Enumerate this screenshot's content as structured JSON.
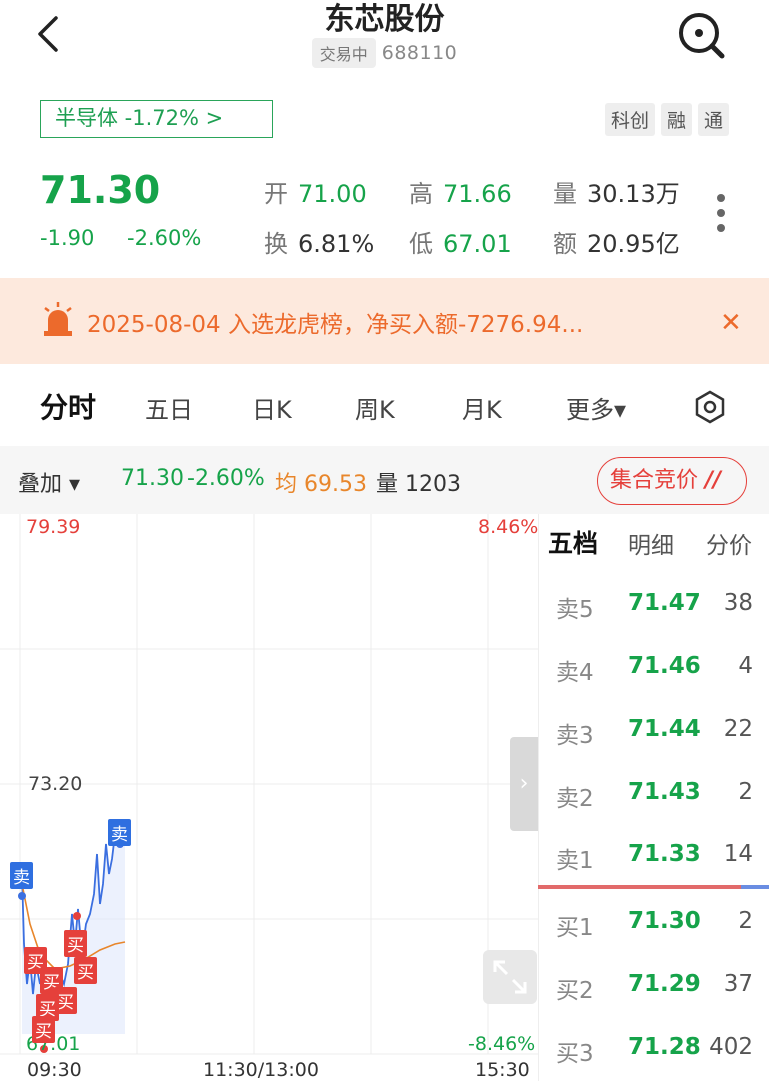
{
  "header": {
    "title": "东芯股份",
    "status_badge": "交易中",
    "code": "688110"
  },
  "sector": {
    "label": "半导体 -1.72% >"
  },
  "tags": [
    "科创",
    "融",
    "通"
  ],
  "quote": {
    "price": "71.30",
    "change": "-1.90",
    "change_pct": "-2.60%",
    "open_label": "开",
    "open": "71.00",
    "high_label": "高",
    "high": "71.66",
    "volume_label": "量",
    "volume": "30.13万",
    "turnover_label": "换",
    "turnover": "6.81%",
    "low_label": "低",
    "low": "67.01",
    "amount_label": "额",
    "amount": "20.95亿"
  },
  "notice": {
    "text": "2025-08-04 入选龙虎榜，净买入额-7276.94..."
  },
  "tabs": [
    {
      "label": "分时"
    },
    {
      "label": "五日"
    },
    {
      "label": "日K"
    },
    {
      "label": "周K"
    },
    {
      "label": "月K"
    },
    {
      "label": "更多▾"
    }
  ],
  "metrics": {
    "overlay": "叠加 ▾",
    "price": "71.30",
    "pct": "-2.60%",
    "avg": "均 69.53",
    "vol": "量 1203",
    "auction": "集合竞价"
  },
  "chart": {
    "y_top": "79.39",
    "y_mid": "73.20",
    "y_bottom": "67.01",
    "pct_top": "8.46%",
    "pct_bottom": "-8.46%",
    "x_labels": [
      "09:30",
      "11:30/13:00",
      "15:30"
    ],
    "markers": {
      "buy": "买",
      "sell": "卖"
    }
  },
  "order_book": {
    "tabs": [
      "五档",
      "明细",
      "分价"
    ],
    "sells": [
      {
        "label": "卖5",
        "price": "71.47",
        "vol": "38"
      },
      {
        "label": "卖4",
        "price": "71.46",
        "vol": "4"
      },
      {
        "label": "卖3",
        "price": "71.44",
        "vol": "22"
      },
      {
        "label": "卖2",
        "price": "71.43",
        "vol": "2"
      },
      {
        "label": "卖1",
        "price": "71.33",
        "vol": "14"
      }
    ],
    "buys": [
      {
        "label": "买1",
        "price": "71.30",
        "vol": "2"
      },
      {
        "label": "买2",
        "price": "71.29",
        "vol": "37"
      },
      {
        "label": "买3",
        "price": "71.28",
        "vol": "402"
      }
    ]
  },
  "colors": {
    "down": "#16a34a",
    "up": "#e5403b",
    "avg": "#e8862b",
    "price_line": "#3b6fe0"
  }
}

### Directions
Please write out all the data again word for word, but not the pictures.

### Result of the task
Enumerate this screenshot's content as structured JSON.
{
  "header": {
    "title": "东芯股份",
    "status_badge": "交易中",
    "code": "688110"
  },
  "sector": {
    "label": "半导体 -1.72% >"
  },
  "tags": [
    "科创",
    "融",
    "通"
  ],
  "quote": {
    "price": "71.30",
    "change": "-1.90",
    "change_pct": "-2.60%",
    "open_label": "开",
    "open": "71.00",
    "high_label": "高",
    "high": "71.66",
    "volume_label": "量",
    "volume": "30.13万",
    "turnover_label": "换",
    "turnover": "6.81%",
    "low_label": "低",
    "low": "67.01",
    "amount_label": "额",
    "amount": "20.95亿"
  },
  "notice": {
    "text": "2025-08-04 入选龙虎榜，净买入额-7276.94..."
  },
  "tabs": [
    {
      "label": "分时"
    },
    {
      "label": "五日"
    },
    {
      "label": "日K"
    },
    {
      "label": "周K"
    },
    {
      "label": "月K"
    },
    {
      "label": "更多▾"
    }
  ],
  "metrics": {
    "overlay": "叠加 ▾",
    "price": "71.30",
    "pct": "-2.60%",
    "avg": "均 69.53",
    "vol": "量 1203",
    "auction": "集合竞价"
  },
  "chart": {
    "y_top": "79.39",
    "y_mid": "73.20",
    "y_bottom": "67.01",
    "pct_top": "8.46%",
    "pct_bottom": "-8.46%",
    "x_labels": [
      "09:30",
      "11:30/13:00",
      "15:30"
    ],
    "markers": {
      "buy": "买",
      "sell": "卖"
    }
  },
  "order_book": {
    "tabs": [
      "五档",
      "明细",
      "分价"
    ],
    "sells": [
      {
        "label": "卖5",
        "price": "71.47",
        "vol": "38"
      },
      {
        "label": "卖4",
        "price": "71.46",
        "vol": "4"
      },
      {
        "label": "卖3",
        "price": "71.44",
        "vol": "22"
      },
      {
        "label": "卖2",
        "price": "71.43",
        "vol": "2"
      },
      {
        "label": "卖1",
        "price": "71.33",
        "vol": "14"
      }
    ],
    "buys": [
      {
        "label": "买1",
        "price": "71.30",
        "vol": "2"
      },
      {
        "label": "买2",
        "price": "71.29",
        "vol": "37"
      },
      {
        "label": "买3",
        "price": "71.28",
        "vol": "402"
      }
    ]
  },
  "colors": {
    "down": "#16a34a",
    "up": "#e5403b",
    "avg": "#e8862b",
    "price_line": "#3b6fe0"
  }
}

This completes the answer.